● **GIVEN TASK**: Repeat verbatim the lines of the data below, beginning with the line containing "What does this" and continuing to the end.

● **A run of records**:
______
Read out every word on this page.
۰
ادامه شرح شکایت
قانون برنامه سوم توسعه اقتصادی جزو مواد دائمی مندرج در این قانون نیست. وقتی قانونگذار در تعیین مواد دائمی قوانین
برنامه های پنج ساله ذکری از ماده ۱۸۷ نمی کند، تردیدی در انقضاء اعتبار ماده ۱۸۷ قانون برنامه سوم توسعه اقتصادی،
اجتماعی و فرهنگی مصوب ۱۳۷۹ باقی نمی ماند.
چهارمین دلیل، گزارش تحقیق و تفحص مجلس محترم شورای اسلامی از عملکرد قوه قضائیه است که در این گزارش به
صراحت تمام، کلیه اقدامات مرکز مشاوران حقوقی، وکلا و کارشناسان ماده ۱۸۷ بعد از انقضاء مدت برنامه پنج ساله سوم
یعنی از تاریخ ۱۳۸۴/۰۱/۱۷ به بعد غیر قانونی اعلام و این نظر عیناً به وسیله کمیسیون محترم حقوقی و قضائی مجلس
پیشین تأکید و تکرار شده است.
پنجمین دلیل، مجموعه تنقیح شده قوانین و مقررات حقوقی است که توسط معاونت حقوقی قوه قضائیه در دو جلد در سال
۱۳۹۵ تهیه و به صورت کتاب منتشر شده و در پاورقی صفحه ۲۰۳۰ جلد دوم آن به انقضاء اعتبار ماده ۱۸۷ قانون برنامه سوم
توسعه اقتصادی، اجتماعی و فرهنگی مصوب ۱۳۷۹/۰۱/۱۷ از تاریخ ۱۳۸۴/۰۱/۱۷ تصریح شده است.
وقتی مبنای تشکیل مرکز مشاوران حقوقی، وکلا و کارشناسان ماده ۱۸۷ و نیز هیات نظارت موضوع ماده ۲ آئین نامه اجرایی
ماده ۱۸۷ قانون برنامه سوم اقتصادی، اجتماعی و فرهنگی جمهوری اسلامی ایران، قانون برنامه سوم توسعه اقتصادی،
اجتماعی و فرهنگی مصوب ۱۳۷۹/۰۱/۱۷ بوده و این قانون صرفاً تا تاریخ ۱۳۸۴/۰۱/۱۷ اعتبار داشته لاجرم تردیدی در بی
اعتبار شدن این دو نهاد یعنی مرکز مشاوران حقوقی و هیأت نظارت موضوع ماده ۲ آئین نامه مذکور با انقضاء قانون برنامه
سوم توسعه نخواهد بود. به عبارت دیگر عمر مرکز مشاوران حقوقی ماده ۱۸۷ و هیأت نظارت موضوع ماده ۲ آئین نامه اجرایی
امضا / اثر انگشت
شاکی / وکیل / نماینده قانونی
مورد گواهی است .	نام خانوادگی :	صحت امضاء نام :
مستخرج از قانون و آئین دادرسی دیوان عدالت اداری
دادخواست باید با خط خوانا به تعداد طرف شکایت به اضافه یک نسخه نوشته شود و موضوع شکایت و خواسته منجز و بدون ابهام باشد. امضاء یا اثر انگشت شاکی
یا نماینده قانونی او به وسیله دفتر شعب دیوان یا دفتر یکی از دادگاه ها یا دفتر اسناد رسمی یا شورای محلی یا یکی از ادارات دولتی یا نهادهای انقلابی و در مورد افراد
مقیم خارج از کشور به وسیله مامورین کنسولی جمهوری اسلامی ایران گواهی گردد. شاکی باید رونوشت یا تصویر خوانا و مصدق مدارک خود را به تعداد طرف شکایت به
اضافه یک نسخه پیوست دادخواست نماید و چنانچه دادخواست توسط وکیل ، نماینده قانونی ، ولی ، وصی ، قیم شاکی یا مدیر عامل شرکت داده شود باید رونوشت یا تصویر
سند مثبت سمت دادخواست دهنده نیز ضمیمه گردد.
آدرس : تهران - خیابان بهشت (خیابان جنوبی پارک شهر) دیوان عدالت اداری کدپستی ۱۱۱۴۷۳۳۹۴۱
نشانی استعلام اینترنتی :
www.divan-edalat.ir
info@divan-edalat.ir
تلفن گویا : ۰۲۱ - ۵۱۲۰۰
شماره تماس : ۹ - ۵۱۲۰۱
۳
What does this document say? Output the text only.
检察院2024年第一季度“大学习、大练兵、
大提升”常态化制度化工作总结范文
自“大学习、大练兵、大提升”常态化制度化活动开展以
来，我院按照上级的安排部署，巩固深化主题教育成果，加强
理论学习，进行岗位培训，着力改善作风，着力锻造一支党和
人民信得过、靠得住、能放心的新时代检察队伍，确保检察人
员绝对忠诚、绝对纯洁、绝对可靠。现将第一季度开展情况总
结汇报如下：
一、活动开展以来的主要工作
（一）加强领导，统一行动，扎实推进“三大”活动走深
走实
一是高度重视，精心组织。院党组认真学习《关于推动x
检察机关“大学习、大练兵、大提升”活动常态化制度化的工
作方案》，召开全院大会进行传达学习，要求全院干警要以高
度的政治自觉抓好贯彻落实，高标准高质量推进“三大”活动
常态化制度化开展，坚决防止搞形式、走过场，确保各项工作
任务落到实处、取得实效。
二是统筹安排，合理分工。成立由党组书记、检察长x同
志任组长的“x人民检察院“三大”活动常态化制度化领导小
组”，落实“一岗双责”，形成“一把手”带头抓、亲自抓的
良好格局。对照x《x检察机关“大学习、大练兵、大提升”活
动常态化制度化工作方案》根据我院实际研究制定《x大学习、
______
● **RESPONSE TO THE EXERCISE**:
What does this document say? Output the text only.
检察院2024年第一季度“大学习、大练兵、
大提升”常态化制度化工作总结范文
自“大学习、大练兵、大提升”常态化制度化活动开展以
来，我院按照上级的安排部署，巩固深化主题教育成果，加强
理论学习，进行岗位培训，着力改善作风，着力锻造一支党和
人民信得过、靠得住、能放心的新时代检察队伍，确保检察人
员绝对忠诚、绝对纯洁、绝对可靠。现将第一季度开展情况总
结汇报如下：
一、活动开展以来的主要工作
（一）加强领导，统一行动，扎实推进“三大”活动走深
走实
一是高度重视，精心组织。院党组认真学习《关于推动x
检察机关“大学习、大练兵、大提升”活动常态化制度化的工
作方案》，召开全院大会进行传达学习，要求全院干警要以高
度的政治自觉抓好贯彻落实，高标准高质量推进“三大”活动
常态化制度化开展，坚决防止搞形式、走过场，确保各项工作
任务落到实处、取得实效。
二是统筹安排，合理分工。成立由党组书记、检察长x同
志任组长的“x人民检察院“三大”活动常态化制度化领导小
组”，落实“一岗双责”，形成“一把手”带头抓、亲自抓的
良好格局。对照x《x检察机关“大学习、大练兵、大提升”活
动常态化制度化工作方案》根据我院实际研究制定《x大学习、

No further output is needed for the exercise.